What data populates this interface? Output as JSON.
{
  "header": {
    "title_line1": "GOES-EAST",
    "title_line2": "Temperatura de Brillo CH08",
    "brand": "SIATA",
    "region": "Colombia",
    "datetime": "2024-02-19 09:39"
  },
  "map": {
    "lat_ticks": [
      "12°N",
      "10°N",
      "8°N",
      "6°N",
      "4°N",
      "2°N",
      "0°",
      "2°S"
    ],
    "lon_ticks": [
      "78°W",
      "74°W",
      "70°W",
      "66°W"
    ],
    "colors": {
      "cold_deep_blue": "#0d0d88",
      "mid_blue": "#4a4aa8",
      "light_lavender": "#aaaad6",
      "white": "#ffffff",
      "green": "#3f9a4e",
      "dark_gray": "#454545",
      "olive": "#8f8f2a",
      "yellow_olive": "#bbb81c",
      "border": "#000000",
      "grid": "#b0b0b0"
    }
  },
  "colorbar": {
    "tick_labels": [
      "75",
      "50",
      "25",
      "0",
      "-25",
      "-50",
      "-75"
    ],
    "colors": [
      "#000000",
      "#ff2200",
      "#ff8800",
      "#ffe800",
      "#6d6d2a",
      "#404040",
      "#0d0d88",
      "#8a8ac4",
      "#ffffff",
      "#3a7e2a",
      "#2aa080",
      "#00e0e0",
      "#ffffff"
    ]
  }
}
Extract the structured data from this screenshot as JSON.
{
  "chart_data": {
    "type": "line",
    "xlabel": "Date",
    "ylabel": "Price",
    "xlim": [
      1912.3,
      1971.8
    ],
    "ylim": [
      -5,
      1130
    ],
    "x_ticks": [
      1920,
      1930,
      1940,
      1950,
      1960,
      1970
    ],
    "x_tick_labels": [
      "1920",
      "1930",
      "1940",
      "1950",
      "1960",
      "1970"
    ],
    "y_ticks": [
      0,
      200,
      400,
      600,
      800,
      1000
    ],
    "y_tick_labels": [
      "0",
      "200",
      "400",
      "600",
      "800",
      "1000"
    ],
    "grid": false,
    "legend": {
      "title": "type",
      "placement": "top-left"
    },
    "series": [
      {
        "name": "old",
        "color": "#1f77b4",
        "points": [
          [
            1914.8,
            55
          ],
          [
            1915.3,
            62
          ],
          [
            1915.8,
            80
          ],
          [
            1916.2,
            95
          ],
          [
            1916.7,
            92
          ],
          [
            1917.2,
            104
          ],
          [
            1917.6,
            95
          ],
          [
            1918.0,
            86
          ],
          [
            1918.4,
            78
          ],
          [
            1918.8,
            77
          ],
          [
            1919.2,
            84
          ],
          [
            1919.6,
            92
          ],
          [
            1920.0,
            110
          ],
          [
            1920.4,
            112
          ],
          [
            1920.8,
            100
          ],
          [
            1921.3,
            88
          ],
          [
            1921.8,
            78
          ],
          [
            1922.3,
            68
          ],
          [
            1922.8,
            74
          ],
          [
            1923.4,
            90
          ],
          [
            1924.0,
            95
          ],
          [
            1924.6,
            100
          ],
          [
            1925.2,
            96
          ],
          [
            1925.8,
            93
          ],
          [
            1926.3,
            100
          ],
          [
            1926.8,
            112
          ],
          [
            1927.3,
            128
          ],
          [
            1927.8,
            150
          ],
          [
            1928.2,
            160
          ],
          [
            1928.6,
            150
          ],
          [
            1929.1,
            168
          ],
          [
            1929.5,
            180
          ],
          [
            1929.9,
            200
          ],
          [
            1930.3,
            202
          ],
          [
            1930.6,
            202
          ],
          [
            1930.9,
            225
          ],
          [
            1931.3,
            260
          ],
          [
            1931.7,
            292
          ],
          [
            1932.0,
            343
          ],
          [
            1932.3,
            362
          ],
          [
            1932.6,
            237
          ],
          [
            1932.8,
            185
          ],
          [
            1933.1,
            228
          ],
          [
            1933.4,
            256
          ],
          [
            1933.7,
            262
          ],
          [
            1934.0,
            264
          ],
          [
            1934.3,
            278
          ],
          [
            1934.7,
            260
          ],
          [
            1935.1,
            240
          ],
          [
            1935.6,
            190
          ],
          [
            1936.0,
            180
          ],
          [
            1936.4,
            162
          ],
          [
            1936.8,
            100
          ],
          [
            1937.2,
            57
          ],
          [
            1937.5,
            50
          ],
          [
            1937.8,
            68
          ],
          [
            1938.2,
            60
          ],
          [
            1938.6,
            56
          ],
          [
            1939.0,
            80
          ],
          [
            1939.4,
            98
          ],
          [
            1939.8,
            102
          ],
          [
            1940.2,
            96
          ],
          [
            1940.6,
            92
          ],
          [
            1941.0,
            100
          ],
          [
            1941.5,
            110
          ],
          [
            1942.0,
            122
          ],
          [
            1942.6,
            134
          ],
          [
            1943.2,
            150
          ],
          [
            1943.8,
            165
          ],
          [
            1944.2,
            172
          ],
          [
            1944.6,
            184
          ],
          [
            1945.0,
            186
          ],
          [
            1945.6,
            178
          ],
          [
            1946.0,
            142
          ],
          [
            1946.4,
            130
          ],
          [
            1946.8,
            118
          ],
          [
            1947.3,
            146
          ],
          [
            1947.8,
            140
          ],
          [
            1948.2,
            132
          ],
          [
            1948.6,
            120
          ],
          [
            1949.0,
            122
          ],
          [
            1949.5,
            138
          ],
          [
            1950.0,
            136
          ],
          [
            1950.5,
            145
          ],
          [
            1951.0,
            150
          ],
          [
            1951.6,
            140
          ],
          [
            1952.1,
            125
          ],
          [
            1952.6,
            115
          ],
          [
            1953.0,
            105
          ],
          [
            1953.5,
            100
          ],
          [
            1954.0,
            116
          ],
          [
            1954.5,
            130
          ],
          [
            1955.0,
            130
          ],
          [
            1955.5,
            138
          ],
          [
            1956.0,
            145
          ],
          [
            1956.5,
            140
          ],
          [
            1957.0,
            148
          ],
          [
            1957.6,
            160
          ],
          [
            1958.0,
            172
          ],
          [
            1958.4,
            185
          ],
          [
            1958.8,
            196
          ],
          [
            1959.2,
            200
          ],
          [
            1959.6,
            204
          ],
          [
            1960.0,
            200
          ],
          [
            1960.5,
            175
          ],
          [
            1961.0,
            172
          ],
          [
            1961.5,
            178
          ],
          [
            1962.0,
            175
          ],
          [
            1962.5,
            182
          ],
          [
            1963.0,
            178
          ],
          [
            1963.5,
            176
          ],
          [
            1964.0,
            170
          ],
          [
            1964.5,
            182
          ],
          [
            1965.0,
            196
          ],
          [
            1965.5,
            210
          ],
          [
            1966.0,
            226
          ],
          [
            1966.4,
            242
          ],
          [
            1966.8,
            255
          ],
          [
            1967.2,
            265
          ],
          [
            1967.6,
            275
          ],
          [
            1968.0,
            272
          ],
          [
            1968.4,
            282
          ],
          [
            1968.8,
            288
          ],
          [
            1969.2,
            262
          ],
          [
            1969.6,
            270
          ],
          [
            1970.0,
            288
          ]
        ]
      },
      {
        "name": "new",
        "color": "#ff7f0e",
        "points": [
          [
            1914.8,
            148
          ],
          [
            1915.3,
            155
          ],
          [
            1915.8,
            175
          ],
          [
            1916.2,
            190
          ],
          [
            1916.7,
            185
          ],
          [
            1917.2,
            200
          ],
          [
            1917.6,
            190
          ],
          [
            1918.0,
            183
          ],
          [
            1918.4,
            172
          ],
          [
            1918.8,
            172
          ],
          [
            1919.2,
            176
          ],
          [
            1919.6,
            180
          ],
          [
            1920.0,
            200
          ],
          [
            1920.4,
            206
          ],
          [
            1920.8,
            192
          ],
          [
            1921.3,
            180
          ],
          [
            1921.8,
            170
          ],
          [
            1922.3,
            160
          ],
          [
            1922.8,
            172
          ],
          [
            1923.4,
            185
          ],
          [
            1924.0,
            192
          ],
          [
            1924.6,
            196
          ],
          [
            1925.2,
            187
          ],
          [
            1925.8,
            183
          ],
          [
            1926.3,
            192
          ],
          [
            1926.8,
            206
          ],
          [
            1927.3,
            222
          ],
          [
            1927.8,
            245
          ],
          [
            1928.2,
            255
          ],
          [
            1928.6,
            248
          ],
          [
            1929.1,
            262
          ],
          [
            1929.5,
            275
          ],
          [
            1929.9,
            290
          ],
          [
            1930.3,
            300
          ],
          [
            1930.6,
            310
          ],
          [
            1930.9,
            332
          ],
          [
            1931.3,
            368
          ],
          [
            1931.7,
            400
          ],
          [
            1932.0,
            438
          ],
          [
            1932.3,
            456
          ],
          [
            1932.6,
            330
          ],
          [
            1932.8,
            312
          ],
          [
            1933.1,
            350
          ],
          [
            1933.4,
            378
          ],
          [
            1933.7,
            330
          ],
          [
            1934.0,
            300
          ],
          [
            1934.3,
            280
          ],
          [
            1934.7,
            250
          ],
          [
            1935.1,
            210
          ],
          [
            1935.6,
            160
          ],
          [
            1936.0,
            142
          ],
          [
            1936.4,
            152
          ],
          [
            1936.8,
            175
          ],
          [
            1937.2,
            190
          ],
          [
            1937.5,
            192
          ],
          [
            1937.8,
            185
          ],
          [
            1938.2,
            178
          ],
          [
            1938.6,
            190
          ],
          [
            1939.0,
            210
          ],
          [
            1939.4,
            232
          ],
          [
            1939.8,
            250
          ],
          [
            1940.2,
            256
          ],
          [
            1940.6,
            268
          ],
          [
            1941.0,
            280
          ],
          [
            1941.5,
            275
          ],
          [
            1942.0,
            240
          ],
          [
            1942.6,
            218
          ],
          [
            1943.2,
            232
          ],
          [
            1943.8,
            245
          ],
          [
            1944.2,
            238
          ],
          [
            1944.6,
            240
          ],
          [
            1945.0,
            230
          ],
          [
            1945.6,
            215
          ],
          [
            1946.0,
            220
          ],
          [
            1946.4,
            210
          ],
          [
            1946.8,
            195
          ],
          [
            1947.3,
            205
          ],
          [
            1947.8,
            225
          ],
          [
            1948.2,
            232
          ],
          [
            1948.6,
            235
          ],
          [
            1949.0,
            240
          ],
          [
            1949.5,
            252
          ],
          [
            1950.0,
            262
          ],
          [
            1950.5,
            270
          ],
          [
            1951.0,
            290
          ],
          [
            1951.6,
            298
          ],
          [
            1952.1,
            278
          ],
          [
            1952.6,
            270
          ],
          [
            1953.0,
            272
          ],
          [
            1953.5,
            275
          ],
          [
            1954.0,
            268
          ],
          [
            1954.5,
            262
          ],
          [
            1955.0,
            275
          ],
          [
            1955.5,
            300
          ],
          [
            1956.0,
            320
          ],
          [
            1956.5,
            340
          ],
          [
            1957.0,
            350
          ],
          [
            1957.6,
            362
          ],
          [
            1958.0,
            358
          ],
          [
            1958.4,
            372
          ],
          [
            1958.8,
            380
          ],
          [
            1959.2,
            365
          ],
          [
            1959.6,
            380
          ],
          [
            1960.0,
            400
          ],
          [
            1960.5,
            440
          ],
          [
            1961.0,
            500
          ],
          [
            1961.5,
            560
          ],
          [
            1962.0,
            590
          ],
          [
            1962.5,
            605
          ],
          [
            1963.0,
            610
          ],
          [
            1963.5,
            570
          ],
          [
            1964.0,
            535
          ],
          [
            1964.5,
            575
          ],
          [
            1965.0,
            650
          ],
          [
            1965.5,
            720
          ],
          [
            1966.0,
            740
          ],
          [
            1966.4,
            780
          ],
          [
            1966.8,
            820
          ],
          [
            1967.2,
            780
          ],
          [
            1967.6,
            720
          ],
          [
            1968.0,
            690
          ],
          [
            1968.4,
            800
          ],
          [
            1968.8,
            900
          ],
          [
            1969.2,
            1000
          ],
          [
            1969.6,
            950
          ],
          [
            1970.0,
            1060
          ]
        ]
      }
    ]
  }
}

- Objective -
Spot every line that holds "this" and copy it.

- Answer in full -
What data populates this interface? Output as JSON.
Extract the structured data from this screenshot as JSON.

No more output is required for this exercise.